Will you transcribe all the entries word for word, skipping the pictures they hold?

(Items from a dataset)
┄┄┄┄┄┄┄┄┄┄┄┄┄┄┄┄┄┄┄┄

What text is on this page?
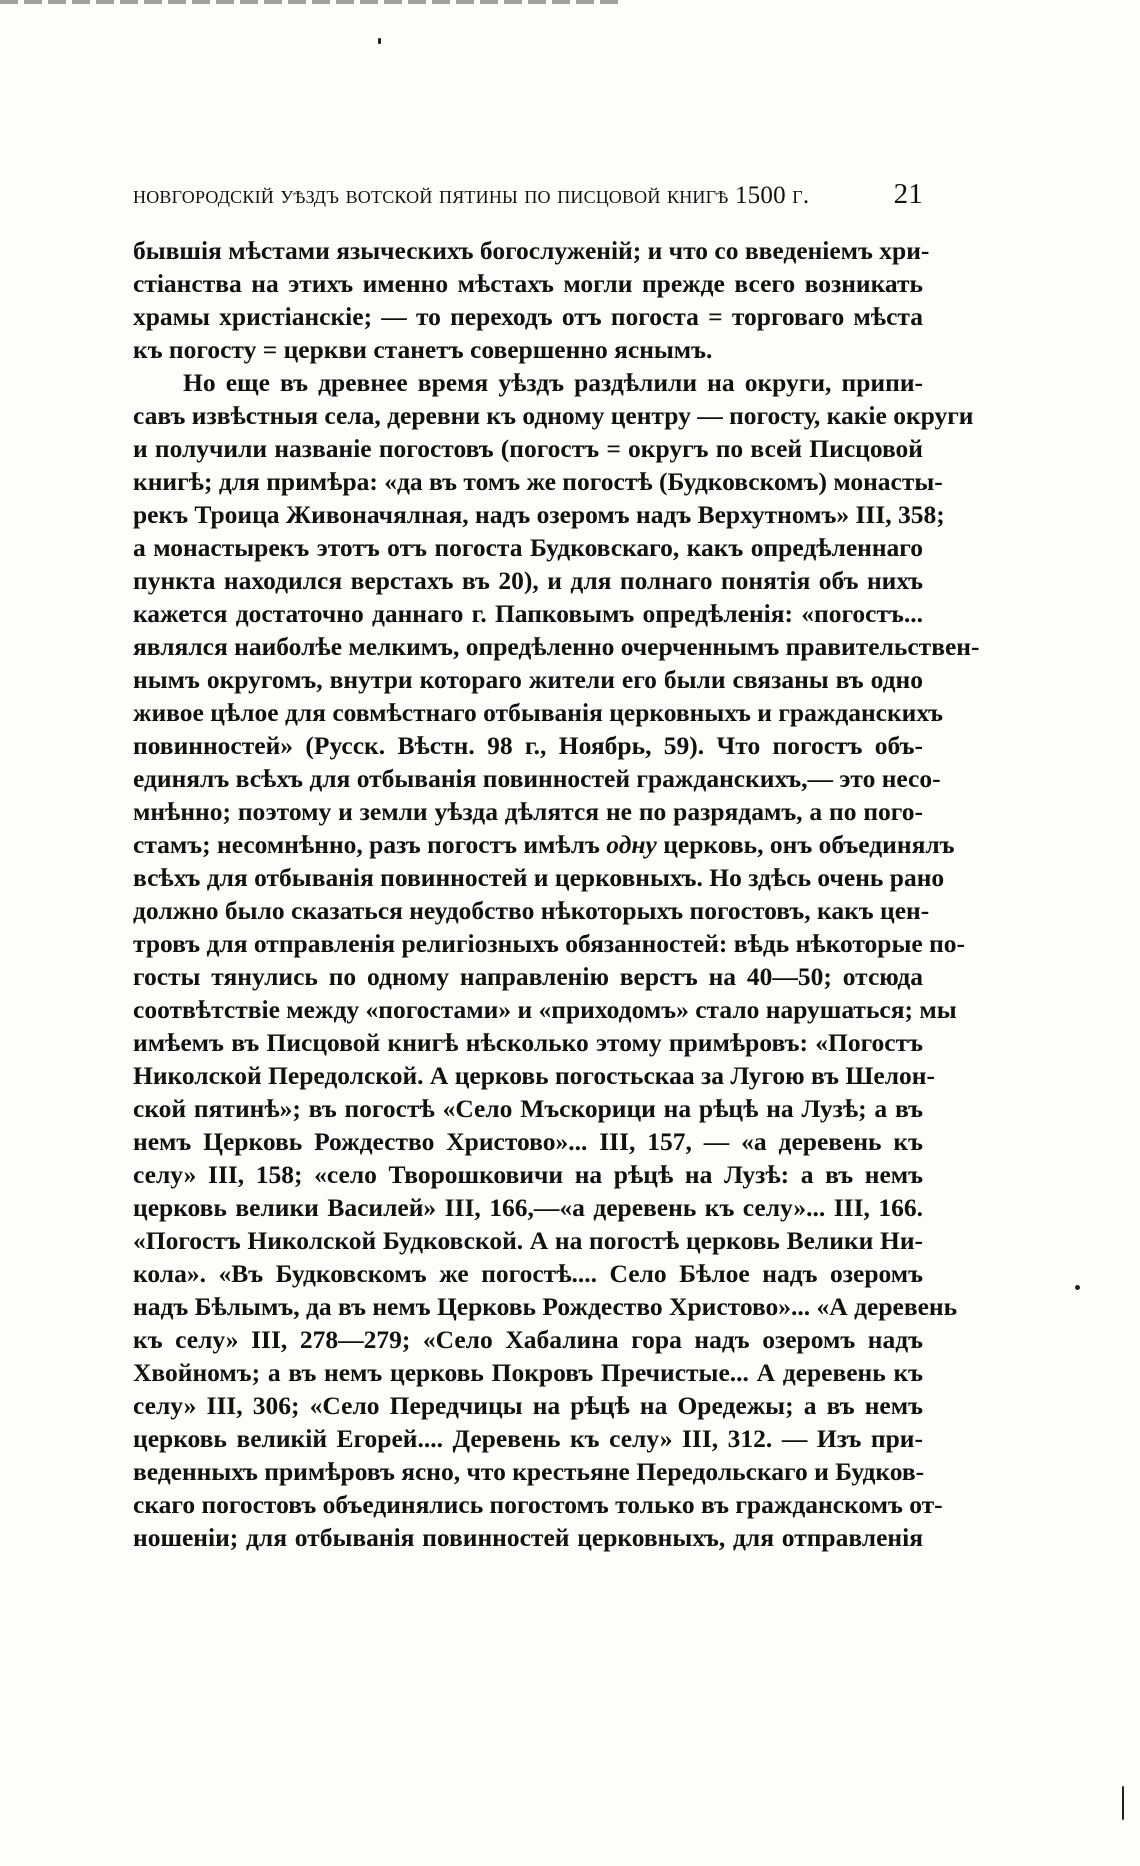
новгородскій уѣздъ вотской пятины по писцовой книгѣ 1500 г.	21
бывшія мѣстами языческихъ богослуженій; и что со введеніемъ хри-
стіанства на этихъ именно мѣстахъ могли прежде всего возникать
храмы христіанскіе; — то переходъ отъ погоста = торговаго мѣста
къ погосту = церкви станетъ совершенно яснымъ.
Но еще въ древнее время уѣздъ раздѣлили на округи, припи-
савъ извѣстныя села, деревни къ одному центру — погосту, какіе округи
и получили названіе погостовъ (погостъ = округъ по всей Писцовой
книгѣ; для примѣра: «да въ томъ же погостѣ (Будковскомъ) монасты-
рекъ Троица Живоначялная, надъ озеромъ надъ Верхутномъ» III, 358;
а монастырекъ этотъ отъ погоста Будковскаго, какъ опредѣленнаго
пункта находился верстахъ въ 20), и для полнаго понятія объ нихъ
кажется достаточно даннаго г. Папковымъ опредѣленія: «погостъ...
являлся наиболѣе мелкимъ, опредѣленно очерченнымъ правительствен-
нымъ округомъ, внутри котораго жители его были связаны въ одно
живое цѣлое для совмѣстнаго отбыванія церковныхъ и гражданскихъ
повинностей» (Русск. Вѣстн. 98 г., Ноябрь, 59). Что погостъ объ-
единялъ всѣхъ для отбыванія повинностей гражданскихъ,— это несо-
мнѣнно; поэтому и земли уѣзда дѣлятся не по разрядамъ, а по пого-
стамъ; несомнѣнно, разъ погостъ имѣлъ одну церковь, онъ объединялъ
всѣхъ для отбыванія повинностей и церковныхъ. Но здѣсь очень рано
должно было сказаться неудобство нѣкоторыхъ погостовъ, какъ цен-
тровъ для отправленія религіозныхъ обязанностей: вѣдь нѣкоторые по-
госты тянулись по одному направленію верстъ на 40—50; отсюда
соотвѣтствіе между «погостами» и «приходомъ» стало нарушаться; мы
имѣемъ въ Писцовой книгѣ нѣсколько этому примѣровъ: «Погостъ
Николской Передолской. А церковь погостьскаа за Лугою въ Шелон-
ской пятинѣ»; въ погостѣ «Село Мъскорици на рѣцѣ на Лузѣ; а въ
немъ Церковь Рождество Христово»... III, 157, — «а деревень къ
селу» III, 158; «село Творошковичи на рѣцѣ на Лузѣ: а въ немъ
церковь велики Василей» III, 166,—«а деревень къ селу»... III, 166.
«Погостъ Николской Будковской. А на погостѣ церковь Велики Ни-
кола». «Въ Будковскомъ же погостѣ.... Село Бѣлое надъ озеромъ
надъ Бѣлымъ, да въ немъ Церковь Рождество Христово»... «А деревень
къ селу» III, 278—279; «Село Хабалина гора надъ озеромъ надъ
Хвойномъ; а въ немъ церковь Покровъ Пречистые... А деревень къ
селу» III, 306; «Село Передчицы на рѣцѣ на Оредежы; а въ немъ
церковь великій Егорей.... Деревень къ селу» III, 312. — Изъ при-
веденныхъ примѣровъ ясно, что крестьяне Передольскаго и Будков-
скаго погостовъ объединялись погостомъ только въ гражданскомъ от-
ношеніи; для отбыванія повинностей церковныхъ, для отправленія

┄┄┄┄┄┄┄┄┄┄┄┄┄┄┄┄┄┄┄┄

§ **TASK ANSWER**
What text is on this page?
новгородскій уѣздъ вотской пятины по писцовой книгѣ 1500 г.	21
бывшія мѣстами языческихъ богослуженій; и что со введеніемъ хри-
стіанства на этихъ именно мѣстахъ могли прежде всего возникать
храмы христіанскіе; — то переходъ отъ погоста = торговаго мѣста
къ погосту = церкви станетъ совершенно яснымъ.
Но еще въ древнее время уѣздъ раздѣлили на округи, припи-
савъ извѣстныя села, деревни къ одному центру — погосту, какіе округи
и получили названіе погостовъ (погостъ = округъ по всей Писцовой
книгѣ; для примѣра: «да въ томъ же погостѣ (Будковскомъ) монасты-
рекъ Троица Живоначялная, надъ озеромъ надъ Верхутномъ» III, 358;
а монастырекъ этотъ отъ погоста Будковскаго, какъ опредѣленнаго
пункта находился верстахъ въ 20), и для полнаго понятія объ нихъ
кажется достаточно даннаго г. Папковымъ опредѣленія: «погостъ...
являлся наиболѣе мелкимъ, опредѣленно очерченнымъ правительствен-
нымъ округомъ, внутри котораго жители его были связаны въ одно
живое цѣлое для совмѣстнаго отбыванія церковныхъ и гражданскихъ
повинностей» (Русск. Вѣстн. 98 г., Ноябрь, 59). Что погостъ объ-
единялъ всѣхъ для отбыванія повинностей гражданскихъ,— это несо-
мнѣнно; поэтому и земли уѣзда дѣлятся не по разрядамъ, а по пого-
стамъ; несомнѣнно, разъ погостъ имѣлъ одну церковь, онъ объединялъ
всѣхъ для отбыванія повинностей и церковныхъ. Но здѣсь очень рано
должно было сказаться неудобство нѣкоторыхъ погостовъ, какъ цен-
тровъ для отправленія религіозныхъ обязанностей: вѣдь нѣкоторые по-
госты тянулись по одному направленію верстъ на 40—50; отсюда
соотвѣтствіе между «погостами» и «приходомъ» стало нарушаться; мы
имѣемъ въ Писцовой книгѣ нѣсколько этому примѣровъ: «Погостъ
Николской Передолской. А церковь погостьскаа за Лугою въ Шелон-
ской пятинѣ»; въ погостѣ «Село Мъскорици на рѣцѣ на Лузѣ; а въ
немъ Церковь Рождество Христово»... III, 157, — «а деревень къ
селу» III, 158; «село Творошковичи на рѣцѣ на Лузѣ: а въ немъ
церковь велики Василей» III, 166,—«а деревень къ селу»... III, 166.
«Погостъ Николской Будковской. А на погостѣ церковь Велики Ни-
кола». «Въ Будковскомъ же погостѣ.... Село Бѣлое надъ озеромъ
надъ Бѣлымъ, да въ немъ Церковь Рождество Христово»... «А деревень
къ селу» III, 278—279; «Село Хабалина гора надъ озеромъ надъ
Хвойномъ; а въ немъ церковь Покровъ Пречистые... А деревень къ
селу» III, 306; «Село Передчицы на рѣцѣ на Оредежы; а въ немъ
церковь великій Егорей.... Деревень къ селу» III, 312. — Изъ при-
веденныхъ примѣровъ ясно, что крестьяне Передольскаго и Будков-
скаго погостовъ объединялись погостомъ только въ гражданскомъ от-
ношеніи; для отбыванія повинностей церковныхъ, для отправленія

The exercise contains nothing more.